BEGIN
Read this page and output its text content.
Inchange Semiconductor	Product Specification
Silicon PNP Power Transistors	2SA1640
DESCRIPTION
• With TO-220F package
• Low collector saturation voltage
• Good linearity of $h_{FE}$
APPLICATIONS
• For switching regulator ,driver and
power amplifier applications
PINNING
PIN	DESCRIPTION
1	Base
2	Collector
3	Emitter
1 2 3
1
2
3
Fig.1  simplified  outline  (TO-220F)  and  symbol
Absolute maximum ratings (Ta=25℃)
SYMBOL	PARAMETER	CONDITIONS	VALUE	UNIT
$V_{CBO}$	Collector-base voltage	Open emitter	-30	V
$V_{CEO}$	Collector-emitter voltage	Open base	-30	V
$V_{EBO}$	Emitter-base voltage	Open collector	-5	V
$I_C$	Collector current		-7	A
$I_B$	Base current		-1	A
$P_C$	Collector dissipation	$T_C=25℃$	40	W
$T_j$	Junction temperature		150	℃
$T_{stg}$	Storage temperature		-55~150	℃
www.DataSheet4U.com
END
What is being asked >> Write out all records exactly, keeping every detail.

Solved problem >>
Read this page and output its text content.
Inchange Semiconductor	Product Specification
Silicon PNP Power Transistors	2SA1640
DESCRIPTION
• With TO-220F package
• Low collector saturation voltage
• Good linearity of $h_{FE}$
APPLICATIONS
• For switching regulator ,driver and
power amplifier applications
PINNING
PIN	DESCRIPTION
1	Base
2	Collector
3	Emitter
1 2 3
1
2
3
Fig.1  simplified  outline  (TO-220F)  and  symbol
Absolute maximum ratings (Ta=25℃)
SYMBOL	PARAMETER	CONDITIONS	VALUE	UNIT
$V_{CBO}$	Collector-base voltage	Open emitter	-30	V
$V_{CEO}$	Collector-emitter voltage	Open base	-30	V
$V_{EBO}$	Emitter-base voltage	Open collector	-5	V
$I_C$	Collector current		-7	A
$I_B$	Base current		-1	A
$P_C$	Collector dissipation	$T_C=25℃$	40	W
$T_j$	Junction temperature		150	℃
$T_{stg}$	Storage temperature		-55~150	℃
www.DataSheet4U.com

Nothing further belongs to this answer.